— START Material for the task —

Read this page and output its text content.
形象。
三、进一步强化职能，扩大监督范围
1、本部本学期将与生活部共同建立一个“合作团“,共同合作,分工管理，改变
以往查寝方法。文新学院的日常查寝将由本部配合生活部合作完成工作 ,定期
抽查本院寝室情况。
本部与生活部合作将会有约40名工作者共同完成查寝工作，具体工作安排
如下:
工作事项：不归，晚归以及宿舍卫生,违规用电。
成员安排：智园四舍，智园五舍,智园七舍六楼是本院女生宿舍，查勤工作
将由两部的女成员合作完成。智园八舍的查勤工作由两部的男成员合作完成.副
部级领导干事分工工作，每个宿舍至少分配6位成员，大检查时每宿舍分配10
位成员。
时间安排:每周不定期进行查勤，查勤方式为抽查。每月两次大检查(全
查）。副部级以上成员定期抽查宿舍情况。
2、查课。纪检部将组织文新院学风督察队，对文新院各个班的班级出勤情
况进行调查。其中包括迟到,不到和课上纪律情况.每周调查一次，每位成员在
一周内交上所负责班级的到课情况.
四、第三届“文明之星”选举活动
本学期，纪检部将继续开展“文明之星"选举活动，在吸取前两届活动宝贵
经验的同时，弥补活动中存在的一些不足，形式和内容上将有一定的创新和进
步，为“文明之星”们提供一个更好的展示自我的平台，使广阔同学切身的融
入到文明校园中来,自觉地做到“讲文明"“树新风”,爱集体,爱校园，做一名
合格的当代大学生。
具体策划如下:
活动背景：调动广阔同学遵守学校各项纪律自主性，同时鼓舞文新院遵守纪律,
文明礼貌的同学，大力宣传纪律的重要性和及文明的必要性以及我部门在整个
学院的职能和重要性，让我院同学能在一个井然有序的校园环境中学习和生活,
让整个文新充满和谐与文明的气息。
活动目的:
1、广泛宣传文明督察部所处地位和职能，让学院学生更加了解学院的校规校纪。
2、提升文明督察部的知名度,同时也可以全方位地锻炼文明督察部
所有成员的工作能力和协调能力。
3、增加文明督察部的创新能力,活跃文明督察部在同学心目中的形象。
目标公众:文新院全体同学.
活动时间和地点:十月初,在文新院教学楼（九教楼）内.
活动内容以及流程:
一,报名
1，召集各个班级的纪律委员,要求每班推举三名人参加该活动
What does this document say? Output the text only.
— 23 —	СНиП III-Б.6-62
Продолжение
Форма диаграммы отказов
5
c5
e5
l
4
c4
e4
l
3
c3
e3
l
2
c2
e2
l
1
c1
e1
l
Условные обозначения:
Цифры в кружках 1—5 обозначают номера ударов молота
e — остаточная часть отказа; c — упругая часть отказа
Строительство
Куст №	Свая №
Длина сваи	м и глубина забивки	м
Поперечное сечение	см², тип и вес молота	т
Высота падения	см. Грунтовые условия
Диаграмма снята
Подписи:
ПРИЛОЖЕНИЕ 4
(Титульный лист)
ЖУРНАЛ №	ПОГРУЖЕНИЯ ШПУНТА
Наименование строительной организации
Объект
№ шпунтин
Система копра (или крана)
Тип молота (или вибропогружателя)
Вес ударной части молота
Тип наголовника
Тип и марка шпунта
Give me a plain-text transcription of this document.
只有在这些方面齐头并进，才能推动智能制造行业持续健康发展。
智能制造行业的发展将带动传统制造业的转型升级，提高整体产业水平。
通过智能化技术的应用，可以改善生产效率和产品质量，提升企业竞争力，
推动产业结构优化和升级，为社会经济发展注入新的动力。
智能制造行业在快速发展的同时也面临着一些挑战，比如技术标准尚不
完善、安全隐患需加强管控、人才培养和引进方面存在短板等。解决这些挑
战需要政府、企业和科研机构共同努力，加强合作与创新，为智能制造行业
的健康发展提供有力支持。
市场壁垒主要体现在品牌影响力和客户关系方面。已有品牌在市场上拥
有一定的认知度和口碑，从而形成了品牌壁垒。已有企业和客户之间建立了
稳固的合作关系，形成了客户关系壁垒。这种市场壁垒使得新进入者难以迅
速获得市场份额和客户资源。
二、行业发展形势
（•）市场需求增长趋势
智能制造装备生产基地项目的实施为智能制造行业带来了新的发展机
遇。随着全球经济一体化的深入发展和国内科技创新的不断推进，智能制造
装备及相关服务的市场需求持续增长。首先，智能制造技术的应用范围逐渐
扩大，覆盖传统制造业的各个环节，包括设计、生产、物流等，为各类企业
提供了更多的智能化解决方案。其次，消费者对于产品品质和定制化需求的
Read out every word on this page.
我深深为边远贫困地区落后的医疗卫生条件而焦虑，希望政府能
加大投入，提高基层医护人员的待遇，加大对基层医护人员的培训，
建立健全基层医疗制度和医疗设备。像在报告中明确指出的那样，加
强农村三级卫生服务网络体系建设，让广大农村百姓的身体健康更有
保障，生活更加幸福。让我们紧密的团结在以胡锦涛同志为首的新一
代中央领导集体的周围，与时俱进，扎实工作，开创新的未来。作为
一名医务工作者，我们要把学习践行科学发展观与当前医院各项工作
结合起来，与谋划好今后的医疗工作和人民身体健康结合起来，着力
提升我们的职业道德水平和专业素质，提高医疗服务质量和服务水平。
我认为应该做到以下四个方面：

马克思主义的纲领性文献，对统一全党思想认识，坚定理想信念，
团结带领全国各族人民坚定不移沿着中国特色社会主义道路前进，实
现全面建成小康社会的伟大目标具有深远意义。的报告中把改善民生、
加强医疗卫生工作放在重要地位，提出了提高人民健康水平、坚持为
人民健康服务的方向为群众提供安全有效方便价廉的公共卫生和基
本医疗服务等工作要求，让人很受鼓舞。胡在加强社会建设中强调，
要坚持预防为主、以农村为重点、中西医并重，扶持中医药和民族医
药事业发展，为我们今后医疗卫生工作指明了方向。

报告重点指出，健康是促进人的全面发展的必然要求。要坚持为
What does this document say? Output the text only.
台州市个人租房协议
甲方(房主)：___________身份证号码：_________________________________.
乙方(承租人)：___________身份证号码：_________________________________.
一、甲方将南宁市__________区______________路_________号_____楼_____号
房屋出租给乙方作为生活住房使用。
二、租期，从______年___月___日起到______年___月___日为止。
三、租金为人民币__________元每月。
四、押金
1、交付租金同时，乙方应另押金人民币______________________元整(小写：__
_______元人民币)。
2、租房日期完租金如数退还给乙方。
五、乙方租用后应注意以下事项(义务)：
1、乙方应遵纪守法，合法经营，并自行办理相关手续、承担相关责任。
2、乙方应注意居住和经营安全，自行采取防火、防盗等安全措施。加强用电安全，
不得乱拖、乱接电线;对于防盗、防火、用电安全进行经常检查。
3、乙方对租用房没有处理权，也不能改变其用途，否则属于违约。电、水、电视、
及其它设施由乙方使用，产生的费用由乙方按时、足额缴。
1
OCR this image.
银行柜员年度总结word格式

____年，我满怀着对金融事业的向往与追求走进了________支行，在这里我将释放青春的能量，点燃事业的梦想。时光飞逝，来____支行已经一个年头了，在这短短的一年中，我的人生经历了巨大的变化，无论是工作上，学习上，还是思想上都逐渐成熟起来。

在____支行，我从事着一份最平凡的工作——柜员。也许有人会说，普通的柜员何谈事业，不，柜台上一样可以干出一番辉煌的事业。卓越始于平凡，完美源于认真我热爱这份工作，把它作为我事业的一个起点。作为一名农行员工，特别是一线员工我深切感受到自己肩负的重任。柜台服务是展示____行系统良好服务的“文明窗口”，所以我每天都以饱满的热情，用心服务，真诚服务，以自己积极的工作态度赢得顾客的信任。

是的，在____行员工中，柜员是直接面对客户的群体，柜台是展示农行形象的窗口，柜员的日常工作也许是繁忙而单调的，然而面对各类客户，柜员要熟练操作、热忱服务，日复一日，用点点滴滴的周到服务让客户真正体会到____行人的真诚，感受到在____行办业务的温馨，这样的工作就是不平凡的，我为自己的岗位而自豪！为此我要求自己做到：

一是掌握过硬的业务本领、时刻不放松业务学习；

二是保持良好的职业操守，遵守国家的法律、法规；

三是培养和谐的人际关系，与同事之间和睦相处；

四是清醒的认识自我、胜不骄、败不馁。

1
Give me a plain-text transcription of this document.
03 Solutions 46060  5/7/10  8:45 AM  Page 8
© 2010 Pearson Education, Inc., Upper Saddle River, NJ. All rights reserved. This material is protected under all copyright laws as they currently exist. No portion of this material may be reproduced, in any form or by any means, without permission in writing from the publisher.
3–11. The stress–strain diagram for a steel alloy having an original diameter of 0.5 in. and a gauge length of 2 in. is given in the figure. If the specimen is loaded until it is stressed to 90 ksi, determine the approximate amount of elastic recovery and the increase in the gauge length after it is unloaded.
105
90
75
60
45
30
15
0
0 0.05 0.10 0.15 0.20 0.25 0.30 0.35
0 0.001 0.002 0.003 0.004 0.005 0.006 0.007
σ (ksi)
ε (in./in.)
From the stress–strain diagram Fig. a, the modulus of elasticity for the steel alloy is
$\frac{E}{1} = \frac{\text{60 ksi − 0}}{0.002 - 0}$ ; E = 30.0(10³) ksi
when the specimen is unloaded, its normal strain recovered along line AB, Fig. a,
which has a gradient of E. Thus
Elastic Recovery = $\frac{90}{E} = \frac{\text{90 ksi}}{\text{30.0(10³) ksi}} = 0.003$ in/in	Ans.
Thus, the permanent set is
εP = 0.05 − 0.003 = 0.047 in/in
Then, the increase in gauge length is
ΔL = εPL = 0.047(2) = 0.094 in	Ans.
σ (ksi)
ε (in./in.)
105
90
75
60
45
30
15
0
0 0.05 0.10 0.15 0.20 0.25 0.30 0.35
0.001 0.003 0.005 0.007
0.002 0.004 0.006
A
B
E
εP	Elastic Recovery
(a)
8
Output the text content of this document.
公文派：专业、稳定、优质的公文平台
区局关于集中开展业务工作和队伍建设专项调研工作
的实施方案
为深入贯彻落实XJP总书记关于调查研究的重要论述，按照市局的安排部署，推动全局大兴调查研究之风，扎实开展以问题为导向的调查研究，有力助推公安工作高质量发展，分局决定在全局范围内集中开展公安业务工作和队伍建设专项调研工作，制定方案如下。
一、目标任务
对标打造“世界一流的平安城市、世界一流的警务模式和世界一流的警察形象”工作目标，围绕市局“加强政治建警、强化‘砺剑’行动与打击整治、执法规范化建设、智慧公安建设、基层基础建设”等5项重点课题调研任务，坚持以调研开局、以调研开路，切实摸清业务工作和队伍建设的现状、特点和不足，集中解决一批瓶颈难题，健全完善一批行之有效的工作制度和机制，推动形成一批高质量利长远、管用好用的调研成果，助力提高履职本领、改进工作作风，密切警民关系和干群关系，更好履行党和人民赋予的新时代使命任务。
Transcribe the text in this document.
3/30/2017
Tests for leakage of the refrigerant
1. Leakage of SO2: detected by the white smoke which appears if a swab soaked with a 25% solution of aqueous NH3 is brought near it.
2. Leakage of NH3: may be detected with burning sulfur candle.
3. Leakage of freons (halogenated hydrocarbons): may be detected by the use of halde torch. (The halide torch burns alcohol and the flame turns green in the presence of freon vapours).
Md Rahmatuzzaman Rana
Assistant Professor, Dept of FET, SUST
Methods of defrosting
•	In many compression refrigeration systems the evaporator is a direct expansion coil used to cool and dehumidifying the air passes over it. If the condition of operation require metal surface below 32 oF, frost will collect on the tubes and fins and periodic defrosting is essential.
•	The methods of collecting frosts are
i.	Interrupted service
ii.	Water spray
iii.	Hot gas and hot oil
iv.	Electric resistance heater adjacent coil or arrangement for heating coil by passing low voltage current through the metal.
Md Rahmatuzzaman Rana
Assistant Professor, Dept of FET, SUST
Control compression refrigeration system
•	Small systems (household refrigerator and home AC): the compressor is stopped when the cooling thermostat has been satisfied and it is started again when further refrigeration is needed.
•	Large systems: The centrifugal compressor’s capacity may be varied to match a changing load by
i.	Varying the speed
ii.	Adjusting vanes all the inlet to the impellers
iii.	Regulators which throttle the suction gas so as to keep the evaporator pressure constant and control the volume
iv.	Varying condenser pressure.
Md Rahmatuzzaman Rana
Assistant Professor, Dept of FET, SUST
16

— END Material for the task —

- [Exercise] What is the number of lines in these records that contain "Thus"? Reply with the number only.

- [Complete answer] 2